## Task description
Restate all of the data exactly.

-- Records start --

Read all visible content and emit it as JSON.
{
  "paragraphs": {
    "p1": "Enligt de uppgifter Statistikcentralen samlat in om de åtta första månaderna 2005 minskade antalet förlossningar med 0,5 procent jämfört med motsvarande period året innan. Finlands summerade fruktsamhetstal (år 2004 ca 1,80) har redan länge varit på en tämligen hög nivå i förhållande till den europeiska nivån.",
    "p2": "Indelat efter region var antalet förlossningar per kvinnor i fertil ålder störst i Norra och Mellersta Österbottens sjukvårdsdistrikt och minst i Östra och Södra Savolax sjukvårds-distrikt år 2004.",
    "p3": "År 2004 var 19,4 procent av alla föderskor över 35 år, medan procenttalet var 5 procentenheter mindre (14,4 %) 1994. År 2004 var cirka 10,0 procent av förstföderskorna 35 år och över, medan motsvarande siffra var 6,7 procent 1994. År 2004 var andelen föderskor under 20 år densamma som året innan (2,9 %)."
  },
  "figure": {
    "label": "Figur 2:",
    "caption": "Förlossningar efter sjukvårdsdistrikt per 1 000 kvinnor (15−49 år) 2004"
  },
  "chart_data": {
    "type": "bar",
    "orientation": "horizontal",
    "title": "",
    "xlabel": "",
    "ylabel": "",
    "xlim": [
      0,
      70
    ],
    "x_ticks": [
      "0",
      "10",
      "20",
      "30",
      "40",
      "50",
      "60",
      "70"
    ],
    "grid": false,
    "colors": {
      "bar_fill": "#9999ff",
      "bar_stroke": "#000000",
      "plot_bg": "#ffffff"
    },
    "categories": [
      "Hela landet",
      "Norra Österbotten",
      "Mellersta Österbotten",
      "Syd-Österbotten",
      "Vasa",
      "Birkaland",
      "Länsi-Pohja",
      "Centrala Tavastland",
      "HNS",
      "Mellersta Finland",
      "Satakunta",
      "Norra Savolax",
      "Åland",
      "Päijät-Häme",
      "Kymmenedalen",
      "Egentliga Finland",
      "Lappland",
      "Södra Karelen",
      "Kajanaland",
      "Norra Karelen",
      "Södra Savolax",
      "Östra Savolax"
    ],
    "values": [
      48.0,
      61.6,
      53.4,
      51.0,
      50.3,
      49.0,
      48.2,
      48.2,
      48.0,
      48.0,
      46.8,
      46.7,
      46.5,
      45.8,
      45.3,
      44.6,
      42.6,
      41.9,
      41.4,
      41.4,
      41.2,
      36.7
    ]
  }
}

-- Records end --

## Reply
Read all visible content and emit it as JSON.
{
  "paragraphs": {
    "p1": "Enligt de uppgifter Statistikcentralen samlat in om de åtta första månaderna 2005 minskade antalet förlossningar med 0,5 procent jämfört med motsvarande period året innan. Finlands summerade fruktsamhetstal (år 2004 ca 1,80) har redan länge varit på en tämligen hög nivå i förhållande till den europeiska nivån.",
    "p2": "Indelat efter region var antalet förlossningar per kvinnor i fertil ålder störst i Norra och Mellersta Österbottens sjukvårdsdistrikt och minst i Östra och Södra Savolax sjukvårds-distrikt år 2004.",
    "p3": "År 2004 var 19,4 procent av alla föderskor över 35 år, medan procenttalet var 5 procentenheter mindre (14,4 %) 1994. År 2004 var cirka 10,0 procent av förstföderskorna 35 år och över, medan motsvarande siffra var 6,7 procent 1994. År 2004 var andelen föderskor under 20 år densamma som året innan (2,9 %)."
  },
  "figure": {
    "label": "Figur 2:",
    "caption": "Förlossningar efter sjukvårdsdistrikt per 1 000 kvinnor (15−49 år) 2004"
  },
  "chart_data": {
    "type": "bar",
    "orientation": "horizontal",
    "title": "",
    "xlabel": "",
    "ylabel": "",
    "xlim": [
      0,
      70
    ],
    "x_ticks": [
      "0",
      "10",
      "20",
      "30",
      "40",
      "50",
      "60",
      "70"
    ],
    "grid": false,
    "colors": {
      "bar_fill": "#9999ff",
      "bar_stroke": "#000000",
      "plot_bg": "#ffffff"
    },
    "categories": [
      "Hela landet",
      "Norra Österbotten",
      "Mellersta Österbotten",
      "Syd-Österbotten",
      "Vasa",
      "Birkaland",
      "Länsi-Pohja",
      "Centrala Tavastland",
      "HNS",
      "Mellersta Finland",
      "Satakunta",
      "Norra Savolax",
      "Åland",
      "Päijät-Häme",
      "Kymmenedalen",
      "Egentliga Finland",
      "Lappland",
      "Södra Karelen",
      "Kajanaland",
      "Norra Karelen",
      "Södra Savolax",
      "Östra Savolax"
    ],
    "values": [
      48.0,
      61.6,
      53.4,
      51.0,
      50.3,
      49.0,
      48.2,
      48.2,
      48.0,
      48.0,
      46.8,
      46.7,
      46.5,
      45.8,
      45.3,
      44.6,
      42.6,
      41.9,
      41.4,
      41.4,
      41.2,
      36.7
    ]
  }
}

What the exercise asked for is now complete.